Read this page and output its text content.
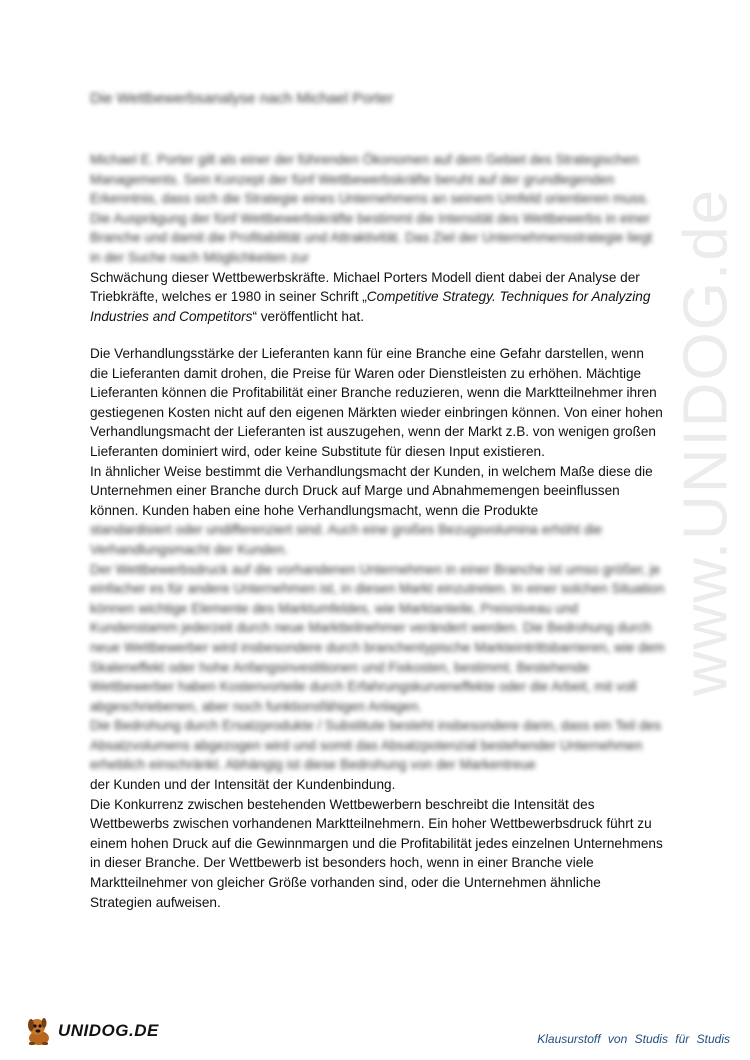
www.UNIDOG.de
Die Wettbewerbsanalyse nach Michael Porter

Michael E. Porter gilt als einer der führenden Ökonomen auf dem Gebiet des Strategischen Managements. Sein Konzept der fünf Wettbewerbskräfte beruht auf der grundlegenden Erkenntnis, dass sich die Strategie eines Unternehmens an seinem Umfeld orientieren muss. Die Ausprägung der fünf Wettbewerbskräfte bestimmt die Intensität des Wettbewerbs in einer Branche und damit die Profitabilität und Attraktivität. Das Ziel der Unternehmensstrategie liegt in der Suche nach Möglichkeiten zur

Schwächung dieser Wettbewerbskräfte. Michael Porters Modell dient dabei der Analyse der Triebkräfte, welches er 1980 in seiner Schrift „Competitive Strategy. Techniques for Analyzing Industries and Competitors“ veröffentlicht hat.

Die Verhandlungsstärke der Lieferanten kann für eine Branche eine Gefahr darstellen, wenn die Lieferanten damit drohen, die Preise für Waren oder Dienstleisten zu erhöhen. Mächtige Lieferanten können die Profitabilität einer Branche reduzieren, wenn die Marktteilnehmer ihren gestiegenen Kosten nicht auf den eigenen Märkten wieder einbringen können. Von einer hohen Verhandlungsmacht der Lieferanten ist auszugehen, wenn der Markt z.B. von wenigen großen Lieferanten dominiert wird, oder keine Substitute für diesen Input existieren.

In ähnlicher Weise bestimmt die Verhandlungsmacht der Kunden, in welchem Maße diese die Unternehmen einer Branche durch Druck auf Marge und Abnahmemengen beeinflussen können. Kunden haben eine hohe Verhandlungsmacht, wenn die Produkte

standardisiert oder undifferenziert sind. Auch eine großes Bezugsvolumina erhöht die Verhandlungsmacht der Kunden.

Der Wettbewerbsdruck auf die vorhandenen Unternehmen in einer Branche ist umso größer, je einfacher es für andere Unternehmen ist, in diesen Markt einzutreten. In einer solchen Situation können wichtige Elemente des Marktumfeldes, wie Marktanteile, Preisniveau und Kundenstamm jederzeit durch neue Marktteilnehmer verändert werden. Die Bedrohung durch neue Wettbewerber wird insbesondere durch branchentypische Markteintrittsbarrieren, wie dem Skaleneffekt oder hohe Anfangsinvestitionen und Fixkosten, bestimmt. Bestehende Wettbewerber haben Kostenvorteile durch Erfahrungskurveneffekte oder die Arbeit, mit voll abgeschriebenen, aber noch funktionsfähigen Anlagen.

Die Bedrohung durch Ersatzprodukte / Substitute besteht insbesondere darin, dass ein Teil des Absatzvolumens abgezogen wird und somit das Absatzpotenzial bestehender Unternehmen erheblich einschränkt. Abhängig ist diese Bedrohung von der Markentreue

der Kunden und der Intensität der Kundenbindung.

Die Konkurrenz zwischen bestehenden Wettbewerbern beschreibt die Intensität des Wettbewerbs zwischen vorhandenen Marktteilnehmern. Ein hoher Wettbewerbsdruck führt zu einem hohen Druck auf die Gewinnmargen und die Profitabilität jedes einzelnen Unternehmens in dieser Branche. Der Wettbewerb ist besonders hoch, wenn in einer Branche viele Marktteilnehmer von gleicher Größe vorhanden sind, oder die Unternehmen ähnliche Strategien aufweisen.

UNIDOG.DE	Klausurstoff von Studis für Studis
++++++++
WRITTEN TASK
Where a line of the records above holds the word "Intensität", copy that line.

THE RESULT
Michael E. Porter gilt als einer der führenden Ökonomen auf dem Gebiet des Strategischen Managements. Sein Konzept der fünf Wettbewerbskräfte beruht auf der grundlegenden Erkenntnis, dass sich die Strategie eines Unternehmens an seinem Umfeld orientieren muss. Die Ausprägung der fünf Wettbewerbskräfte bestimmt die Intensität des Wettbewerbs in einer Branche und damit die Profitabilität und Attraktivität. Das Ziel der Unternehmensstrategie liegt in der Suche nach Möglichkeiten zur
der Kunden und der Intensität der Kundenbindung.
Die Konkurrenz zwischen bestehenden Wettbewerbern beschreibt die Intensität des Wettbewerbs zwischen vorhandenen Marktteilnehmern. Ein hoher Wettbewerbsdruck führt zu einem hohen Druck auf die Gewinnmargen und die Profitabilität jedes einzelnen Unternehmens in dieser Branche. Der Wettbewerb ist besonders hoch, wenn in einer Branche viele Marktteilnehmer von gleicher Größe vorhanden sind, oder die Unternehmen ähnliche Strategien aufweisen.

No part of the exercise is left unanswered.